YOUR GOAL »
Scan the records below for the word "from" and give only the number of lines that hold it.

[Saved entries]
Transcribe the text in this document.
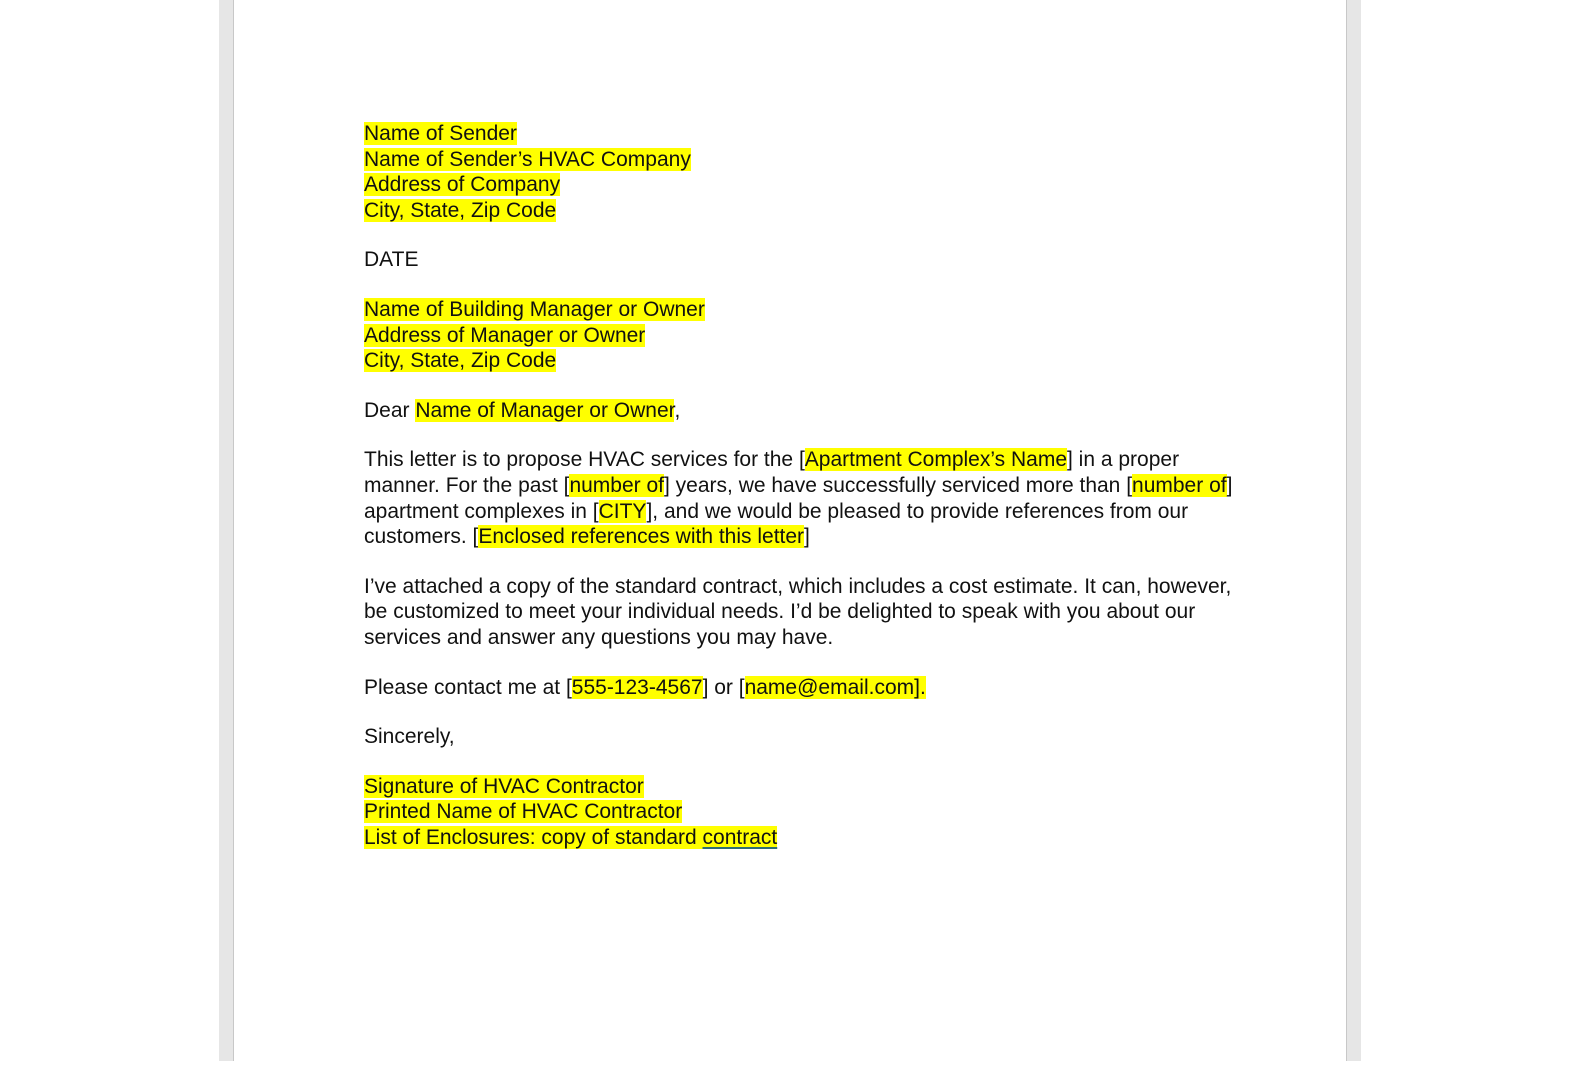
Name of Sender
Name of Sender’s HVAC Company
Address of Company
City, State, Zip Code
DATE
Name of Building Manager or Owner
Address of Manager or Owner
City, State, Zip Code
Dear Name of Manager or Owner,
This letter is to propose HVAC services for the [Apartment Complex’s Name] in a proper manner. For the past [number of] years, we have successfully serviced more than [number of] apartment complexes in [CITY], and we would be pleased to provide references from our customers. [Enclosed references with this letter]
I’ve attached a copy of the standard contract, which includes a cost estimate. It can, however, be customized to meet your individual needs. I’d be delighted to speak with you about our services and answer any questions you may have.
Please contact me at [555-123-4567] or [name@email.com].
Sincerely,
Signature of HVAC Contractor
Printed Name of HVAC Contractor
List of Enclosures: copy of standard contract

--

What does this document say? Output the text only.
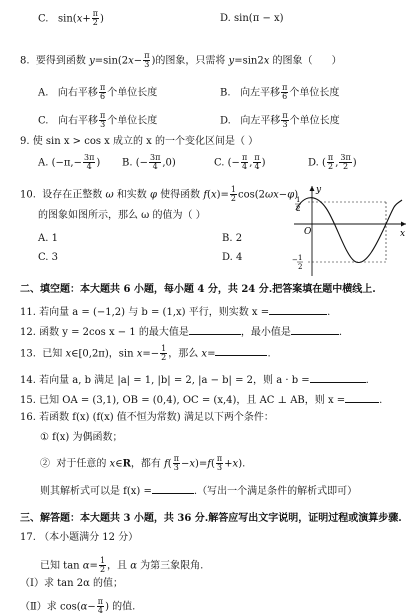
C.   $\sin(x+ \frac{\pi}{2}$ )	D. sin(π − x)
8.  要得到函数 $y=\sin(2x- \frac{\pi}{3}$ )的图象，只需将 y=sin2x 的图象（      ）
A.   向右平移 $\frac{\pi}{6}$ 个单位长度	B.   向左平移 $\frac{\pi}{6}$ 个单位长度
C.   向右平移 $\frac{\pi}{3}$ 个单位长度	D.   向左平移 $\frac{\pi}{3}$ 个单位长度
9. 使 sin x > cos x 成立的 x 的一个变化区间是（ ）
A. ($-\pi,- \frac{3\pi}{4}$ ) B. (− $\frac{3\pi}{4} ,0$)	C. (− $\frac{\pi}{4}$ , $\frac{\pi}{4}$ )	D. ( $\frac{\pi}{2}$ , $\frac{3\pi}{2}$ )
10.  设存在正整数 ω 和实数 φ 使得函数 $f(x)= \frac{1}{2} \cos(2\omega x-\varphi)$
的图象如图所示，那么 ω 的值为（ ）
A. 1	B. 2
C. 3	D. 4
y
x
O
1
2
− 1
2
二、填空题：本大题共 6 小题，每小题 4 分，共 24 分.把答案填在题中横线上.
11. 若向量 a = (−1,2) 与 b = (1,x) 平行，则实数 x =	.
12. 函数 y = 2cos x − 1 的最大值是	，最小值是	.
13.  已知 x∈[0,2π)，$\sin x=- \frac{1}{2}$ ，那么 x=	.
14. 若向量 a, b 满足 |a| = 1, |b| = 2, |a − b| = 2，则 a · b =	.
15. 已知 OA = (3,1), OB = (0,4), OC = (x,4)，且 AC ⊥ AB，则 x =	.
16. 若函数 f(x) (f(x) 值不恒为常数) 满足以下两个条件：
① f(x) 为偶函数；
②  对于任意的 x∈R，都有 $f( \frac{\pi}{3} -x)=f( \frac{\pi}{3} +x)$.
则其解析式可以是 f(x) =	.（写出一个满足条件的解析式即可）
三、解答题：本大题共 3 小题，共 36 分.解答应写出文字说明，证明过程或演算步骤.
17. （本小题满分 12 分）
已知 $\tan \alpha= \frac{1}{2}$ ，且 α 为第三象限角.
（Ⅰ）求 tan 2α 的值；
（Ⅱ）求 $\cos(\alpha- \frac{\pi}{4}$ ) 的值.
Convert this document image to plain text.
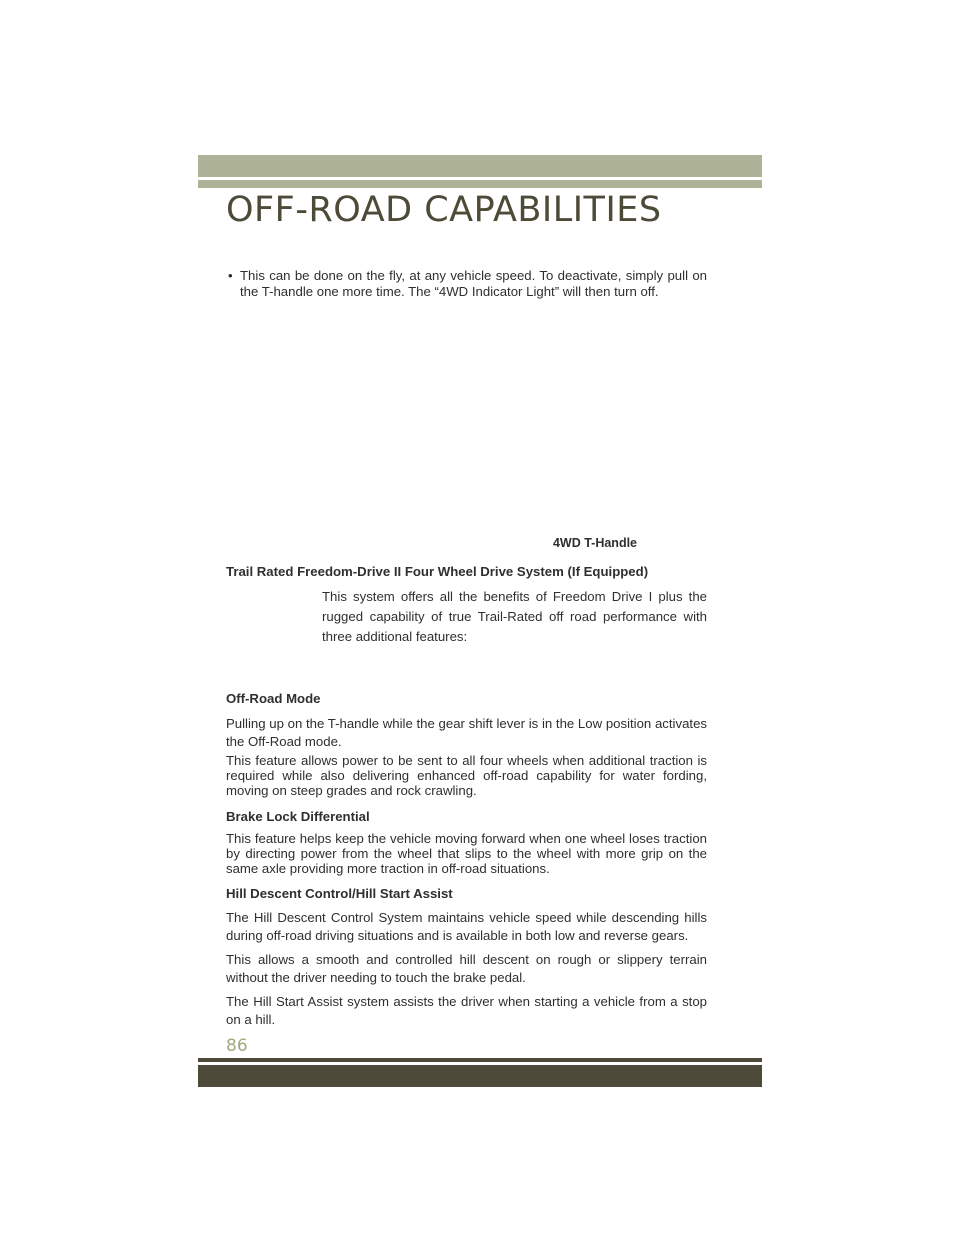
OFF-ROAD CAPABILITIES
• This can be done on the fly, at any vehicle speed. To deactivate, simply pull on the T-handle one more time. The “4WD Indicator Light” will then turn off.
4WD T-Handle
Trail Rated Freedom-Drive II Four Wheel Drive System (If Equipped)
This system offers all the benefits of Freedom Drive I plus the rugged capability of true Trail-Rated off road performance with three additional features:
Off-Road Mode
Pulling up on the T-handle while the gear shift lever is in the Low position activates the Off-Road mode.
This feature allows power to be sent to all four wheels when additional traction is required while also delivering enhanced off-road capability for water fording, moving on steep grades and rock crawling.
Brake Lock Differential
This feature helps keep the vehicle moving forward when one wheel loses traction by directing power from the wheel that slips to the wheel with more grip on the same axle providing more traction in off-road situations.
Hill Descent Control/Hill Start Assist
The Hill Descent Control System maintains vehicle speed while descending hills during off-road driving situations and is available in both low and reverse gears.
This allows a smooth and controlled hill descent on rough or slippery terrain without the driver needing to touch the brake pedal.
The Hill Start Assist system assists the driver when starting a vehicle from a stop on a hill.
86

--

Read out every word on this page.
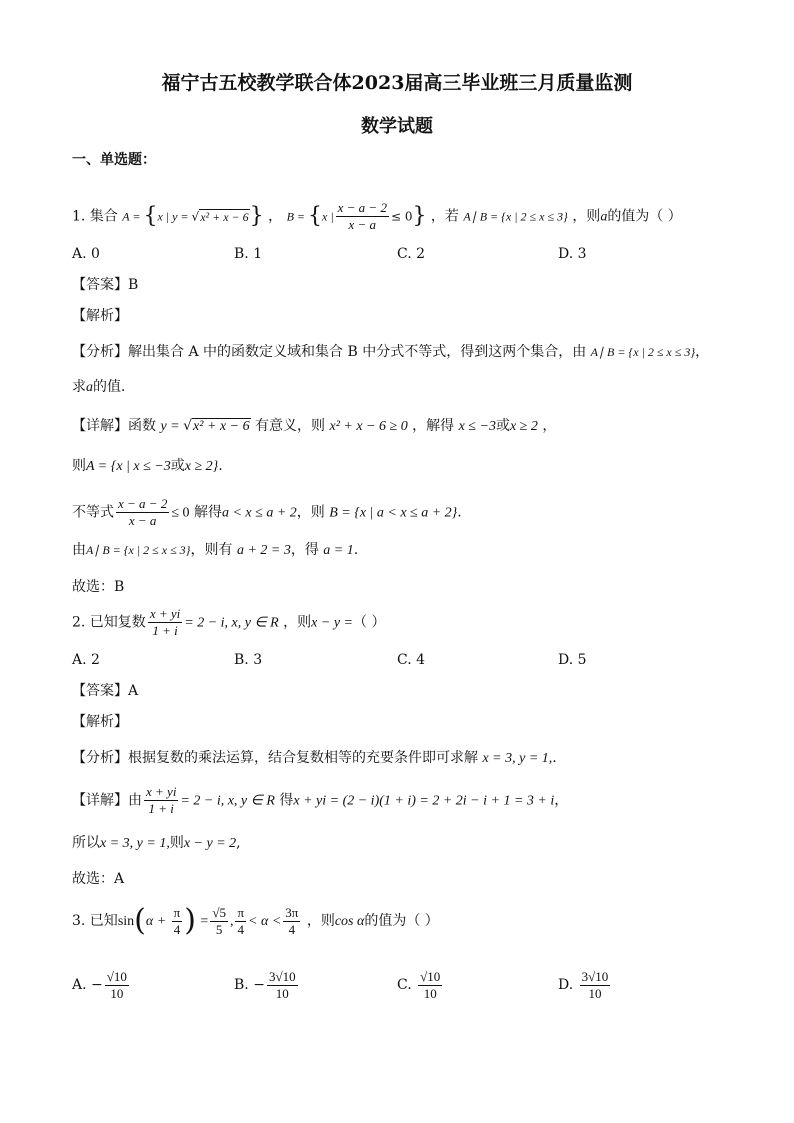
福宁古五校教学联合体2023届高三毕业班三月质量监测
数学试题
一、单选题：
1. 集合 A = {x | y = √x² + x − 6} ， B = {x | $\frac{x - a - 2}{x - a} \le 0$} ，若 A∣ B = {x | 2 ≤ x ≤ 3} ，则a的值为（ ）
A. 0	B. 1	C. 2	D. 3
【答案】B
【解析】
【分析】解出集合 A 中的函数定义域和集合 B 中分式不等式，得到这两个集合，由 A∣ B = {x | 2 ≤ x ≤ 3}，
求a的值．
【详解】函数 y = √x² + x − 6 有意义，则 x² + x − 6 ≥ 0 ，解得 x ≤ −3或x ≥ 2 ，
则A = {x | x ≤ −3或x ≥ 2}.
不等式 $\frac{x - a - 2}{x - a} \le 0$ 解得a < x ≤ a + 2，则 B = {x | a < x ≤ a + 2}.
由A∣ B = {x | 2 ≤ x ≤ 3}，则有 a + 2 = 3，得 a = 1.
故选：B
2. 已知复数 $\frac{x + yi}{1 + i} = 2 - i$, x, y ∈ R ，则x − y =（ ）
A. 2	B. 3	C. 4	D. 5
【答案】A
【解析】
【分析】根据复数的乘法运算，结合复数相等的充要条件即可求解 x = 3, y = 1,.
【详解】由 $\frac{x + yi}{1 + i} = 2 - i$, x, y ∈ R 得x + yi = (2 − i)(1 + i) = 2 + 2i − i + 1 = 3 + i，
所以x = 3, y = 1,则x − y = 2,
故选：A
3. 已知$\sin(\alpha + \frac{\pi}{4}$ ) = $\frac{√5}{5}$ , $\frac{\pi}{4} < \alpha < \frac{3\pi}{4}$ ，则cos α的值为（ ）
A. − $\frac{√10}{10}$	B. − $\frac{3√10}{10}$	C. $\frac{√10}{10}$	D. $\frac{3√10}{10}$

TASK RESULT »
3